**PROBLEM REQUIREMENTS**
Retype the listing that follows, word for word.

**RECORDS SUPPLIED**
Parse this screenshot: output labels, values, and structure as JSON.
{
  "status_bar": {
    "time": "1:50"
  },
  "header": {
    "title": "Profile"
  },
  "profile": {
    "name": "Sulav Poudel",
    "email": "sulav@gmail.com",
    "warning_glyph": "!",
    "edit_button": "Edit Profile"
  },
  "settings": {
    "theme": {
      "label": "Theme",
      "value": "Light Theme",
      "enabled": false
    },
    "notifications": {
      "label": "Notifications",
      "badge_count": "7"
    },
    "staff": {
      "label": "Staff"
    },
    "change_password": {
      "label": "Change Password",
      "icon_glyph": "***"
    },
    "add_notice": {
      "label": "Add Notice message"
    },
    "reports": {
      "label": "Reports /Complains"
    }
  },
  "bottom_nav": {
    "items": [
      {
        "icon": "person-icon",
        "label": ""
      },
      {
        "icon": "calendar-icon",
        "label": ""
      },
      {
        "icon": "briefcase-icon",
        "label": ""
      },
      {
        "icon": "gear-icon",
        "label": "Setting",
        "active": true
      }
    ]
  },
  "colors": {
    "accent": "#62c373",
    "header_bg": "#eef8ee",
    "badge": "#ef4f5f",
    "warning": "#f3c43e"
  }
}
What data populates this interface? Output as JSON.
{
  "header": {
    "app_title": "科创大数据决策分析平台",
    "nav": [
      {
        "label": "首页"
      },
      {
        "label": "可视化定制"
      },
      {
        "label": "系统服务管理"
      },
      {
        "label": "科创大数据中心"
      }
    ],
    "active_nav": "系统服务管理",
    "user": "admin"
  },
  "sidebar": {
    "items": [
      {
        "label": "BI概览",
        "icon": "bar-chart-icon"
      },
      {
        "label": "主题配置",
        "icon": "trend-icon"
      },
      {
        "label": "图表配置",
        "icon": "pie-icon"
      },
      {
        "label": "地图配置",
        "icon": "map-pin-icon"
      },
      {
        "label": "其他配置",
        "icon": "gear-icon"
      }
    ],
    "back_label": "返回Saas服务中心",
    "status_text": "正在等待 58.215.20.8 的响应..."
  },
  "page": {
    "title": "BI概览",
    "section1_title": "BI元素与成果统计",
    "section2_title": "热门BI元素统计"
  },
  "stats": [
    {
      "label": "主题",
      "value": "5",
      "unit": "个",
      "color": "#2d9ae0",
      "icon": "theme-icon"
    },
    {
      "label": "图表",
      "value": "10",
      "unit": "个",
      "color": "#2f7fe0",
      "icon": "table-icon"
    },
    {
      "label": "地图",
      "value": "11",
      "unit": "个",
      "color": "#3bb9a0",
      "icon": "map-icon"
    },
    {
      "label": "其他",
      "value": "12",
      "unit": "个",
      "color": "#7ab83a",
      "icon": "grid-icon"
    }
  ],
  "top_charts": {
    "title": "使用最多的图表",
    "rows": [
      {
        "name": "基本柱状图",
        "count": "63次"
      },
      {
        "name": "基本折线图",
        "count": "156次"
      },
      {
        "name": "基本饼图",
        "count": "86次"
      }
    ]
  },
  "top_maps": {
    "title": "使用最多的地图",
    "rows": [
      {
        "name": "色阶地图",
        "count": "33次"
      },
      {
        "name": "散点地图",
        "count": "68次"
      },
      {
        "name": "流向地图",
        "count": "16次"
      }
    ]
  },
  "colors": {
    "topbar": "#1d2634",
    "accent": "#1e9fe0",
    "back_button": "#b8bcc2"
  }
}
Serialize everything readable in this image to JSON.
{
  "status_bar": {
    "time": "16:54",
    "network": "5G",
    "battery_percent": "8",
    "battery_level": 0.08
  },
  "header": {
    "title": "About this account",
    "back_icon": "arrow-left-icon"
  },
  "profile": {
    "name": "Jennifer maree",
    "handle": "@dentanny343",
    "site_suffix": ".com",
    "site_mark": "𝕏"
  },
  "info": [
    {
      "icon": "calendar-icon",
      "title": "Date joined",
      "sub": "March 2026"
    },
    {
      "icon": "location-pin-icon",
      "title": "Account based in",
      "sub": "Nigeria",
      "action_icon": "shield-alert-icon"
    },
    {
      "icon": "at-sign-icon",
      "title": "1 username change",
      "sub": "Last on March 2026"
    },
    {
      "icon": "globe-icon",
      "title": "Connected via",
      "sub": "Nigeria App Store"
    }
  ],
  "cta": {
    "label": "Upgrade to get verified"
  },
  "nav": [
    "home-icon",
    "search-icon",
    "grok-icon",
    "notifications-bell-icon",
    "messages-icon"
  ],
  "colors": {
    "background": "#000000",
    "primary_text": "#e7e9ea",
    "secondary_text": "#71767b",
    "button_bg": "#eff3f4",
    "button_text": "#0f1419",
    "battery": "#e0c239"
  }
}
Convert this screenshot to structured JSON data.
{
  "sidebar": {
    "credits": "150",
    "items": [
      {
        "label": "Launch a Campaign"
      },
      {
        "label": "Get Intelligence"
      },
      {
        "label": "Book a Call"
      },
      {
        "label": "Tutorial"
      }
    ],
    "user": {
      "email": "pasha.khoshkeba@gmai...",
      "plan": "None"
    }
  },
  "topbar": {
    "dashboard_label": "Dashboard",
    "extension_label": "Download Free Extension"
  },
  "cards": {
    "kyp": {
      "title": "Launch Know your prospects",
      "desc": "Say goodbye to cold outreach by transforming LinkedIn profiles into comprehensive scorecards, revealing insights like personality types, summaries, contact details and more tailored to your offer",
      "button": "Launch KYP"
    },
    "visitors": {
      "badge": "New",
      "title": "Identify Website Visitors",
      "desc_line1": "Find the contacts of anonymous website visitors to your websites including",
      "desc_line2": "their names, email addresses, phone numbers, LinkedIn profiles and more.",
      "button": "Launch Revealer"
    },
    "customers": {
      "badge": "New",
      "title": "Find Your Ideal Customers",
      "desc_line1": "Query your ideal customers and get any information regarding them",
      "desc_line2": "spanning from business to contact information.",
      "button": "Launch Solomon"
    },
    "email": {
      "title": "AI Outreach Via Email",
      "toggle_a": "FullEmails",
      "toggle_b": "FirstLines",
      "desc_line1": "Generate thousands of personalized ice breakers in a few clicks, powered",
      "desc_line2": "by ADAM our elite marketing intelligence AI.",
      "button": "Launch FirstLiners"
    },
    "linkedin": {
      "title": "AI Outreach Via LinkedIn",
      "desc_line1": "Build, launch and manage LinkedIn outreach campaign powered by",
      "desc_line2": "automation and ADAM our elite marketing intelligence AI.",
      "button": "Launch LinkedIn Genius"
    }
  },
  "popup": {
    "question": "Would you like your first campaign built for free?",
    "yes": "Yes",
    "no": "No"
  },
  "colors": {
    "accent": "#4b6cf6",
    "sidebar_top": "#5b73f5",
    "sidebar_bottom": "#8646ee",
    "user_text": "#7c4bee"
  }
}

**WRITTEN SOLUTION**
Parse this screenshot: output labels, values, and structure as JSON.
{
  "status_bar": {
    "time": "1:50"
  },
  "header": {
    "title": "Profile"
  },
  "profile": {
    "name": "Sulav Poudel",
    "email": "sulav@gmail.com",
    "warning_glyph": "!",
    "edit_button": "Edit Profile"
  },
  "settings": {
    "theme": {
      "label": "Theme",
      "value": "Light Theme",
      "enabled": false
    },
    "notifications": {
      "label": "Notifications",
      "badge_count": "7"
    },
    "staff": {
      "label": "Staff"
    },
    "change_password": {
      "label": "Change Password",
      "icon_glyph": "***"
    },
    "add_notice": {
      "label": "Add Notice message"
    },
    "reports": {
      "label": "Reports /Complains"
    }
  },
  "bottom_nav": {
    "items": [
      {
        "icon": "person-icon",
        "label": ""
      },
      {
        "icon": "calendar-icon",
        "label": ""
      },
      {
        "icon": "briefcase-icon",
        "label": ""
      },
      {
        "icon": "gear-icon",
        "label": "Setting",
        "active": true
      }
    ]
  },
  "colors": {
    "accent": "#62c373",
    "header_bg": "#eef8ee",
    "badge": "#ef4f5f",
    "warning": "#f3c43e"
  }
}
What data populates this interface? Output as JSON.
{
  "header": {
    "app_title": "科创大数据决策分析平台",
    "nav": [
      {
        "label": "首页"
      },
      {
        "label": "可视化定制"
      },
      {
        "label": "系统服务管理"
      },
      {
        "label": "科创大数据中心"
      }
    ],
    "active_nav": "系统服务管理",
    "user": "admin"
  },
  "sidebar": {
    "items": [
      {
        "label": "BI概览",
        "icon": "bar-chart-icon"
      },
      {
        "label": "主题配置",
        "icon": "trend-icon"
      },
      {
        "label": "图表配置",
        "icon": "pie-icon"
      },
      {
        "label": "地图配置",
        "icon": "map-pin-icon"
      },
      {
        "label": "其他配置",
        "icon": "gear-icon"
      }
    ],
    "back_label": "返回Saas服务中心",
    "status_text": "正在等待 58.215.20.8 的响应..."
  },
  "page": {
    "title": "BI概览",
    "section1_title": "BI元素与成果统计",
    "section2_title": "热门BI元素统计"
  },
  "stats": [
    {
      "label": "主题",
      "value": "5",
      "unit": "个",
      "color": "#2d9ae0",
      "icon": "theme-icon"
    },
    {
      "label": "图表",
      "value": "10",
      "unit": "个",
      "color": "#2f7fe0",
      "icon": "table-icon"
    },
    {
      "label": "地图",
      "value": "11",
      "unit": "个",
      "color": "#3bb9a0",
      "icon": "map-icon"
    },
    {
      "label": "其他",
      "value": "12",
      "unit": "个",
      "color": "#7ab83a",
      "icon": "grid-icon"
    }
  ],
  "top_charts": {
    "title": "使用最多的图表",
    "rows": [
      {
        "name": "基本柱状图",
        "count": "63次"
      },
      {
        "name": "基本折线图",
        "count": "156次"
      },
      {
        "name": "基本饼图",
        "count": "86次"
      }
    ]
  },
  "top_maps": {
    "title": "使用最多的地图",
    "rows": [
      {
        "name": "色阶地图",
        "count": "33次"
      },
      {
        "name": "散点地图",
        "count": "68次"
      },
      {
        "name": "流向地图",
        "count": "16次"
      }
    ]
  },
  "colors": {
    "topbar": "#1d2634",
    "accent": "#1e9fe0",
    "back_button": "#b8bcc2"
  }
}
Serialize everything readable in this image to JSON.
{
  "status_bar": {
    "time": "16:54",
    "network": "5G",
    "battery_percent": "8",
    "battery_level": 0.08
  },
  "header": {
    "title": "About this account",
    "back_icon": "arrow-left-icon"
  },
  "profile": {
    "name": "Jennifer maree",
    "handle": "@dentanny343",
    "site_suffix": ".com",
    "site_mark": "𝕏"
  },
  "info": [
    {
      "icon": "calendar-icon",
      "title": "Date joined",
      "sub": "March 2026"
    },
    {
      "icon": "location-pin-icon",
      "title": "Account based in",
      "sub": "Nigeria",
      "action_icon": "shield-alert-icon"
    },
    {
      "icon": "at-sign-icon",
      "title": "1 username change",
      "sub": "Last on March 2026"
    },
    {
      "icon": "globe-icon",
      "title": "Connected via",
      "sub": "Nigeria App Store"
    }
  ],
  "cta": {
    "label": "Upgrade to get verified"
  },
  "nav": [
    "home-icon",
    "search-icon",
    "grok-icon",
    "notifications-bell-icon",
    "messages-icon"
  ],
  "colors": {
    "background": "#000000",
    "primary_text": "#e7e9ea",
    "secondary_text": "#71767b",
    "button_bg": "#eff3f4",
    "button_text": "#0f1419",
    "battery": "#e0c239"
  }
}
Convert this screenshot to structured JSON data.
{
  "sidebar": {
    "credits": "150",
    "items": [
      {
        "label": "Launch a Campaign"
      },
      {
        "label": "Get Intelligence"
      },
      {
        "label": "Book a Call"
      },
      {
        "label": "Tutorial"
      }
    ],
    "user": {
      "email": "pasha.khoshkeba@gmai...",
      "plan": "None"
    }
  },
  "topbar": {
    "dashboard_label": "Dashboard",
    "extension_label": "Download Free Extension"
  },
  "cards": {
    "kyp": {
      "title": "Launch Know your prospects",
      "desc": "Say goodbye to cold outreach by transforming LinkedIn profiles into comprehensive scorecards, revealing insights like personality types, summaries, contact details and more tailored to your offer",
      "button": "Launch KYP"
    },
    "visitors": {
      "badge": "New",
      "title": "Identify Website Visitors",
      "desc_line1": "Find the contacts of anonymous website visitors to your websites including",
      "desc_line2": "their names, email addresses, phone numbers, LinkedIn profiles and more.",
      "button": "Launch Revealer"
    },
    "customers": {
      "badge": "New",
      "title": "Find Your Ideal Customers",
      "desc_line1": "Query your ideal customers and get any information regarding them",
      "desc_line2": "spanning from business to contact information.",
      "button": "Launch Solomon"
    },
    "email": {
      "title": "AI Outreach Via Email",
      "toggle_a": "FullEmails",
      "toggle_b": "FirstLines",
      "desc_line1": "Generate thousands of personalized ice breakers in a few clicks, powered",
      "desc_line2": "by ADAM our elite marketing intelligence AI.",
      "button": "Launch FirstLiners"
    },
    "linkedin": {
      "title": "AI Outreach Via LinkedIn",
      "desc_line1": "Build, launch and manage LinkedIn outreach campaign powered by",
      "desc_line2": "automation and ADAM our elite marketing intelligence AI.",
      "button": "Launch LinkedIn Genius"
    }
  },
  "popup": {
    "question": "Would you like your first campaign built for free?",
    "yes": "Yes",
    "no": "No"
  },
  "colors": {
    "accent": "#4b6cf6",
    "sidebar_top": "#5b73f5",
    "sidebar_bottom": "#8646ee",
    "user_text": "#7c4bee"
  }
}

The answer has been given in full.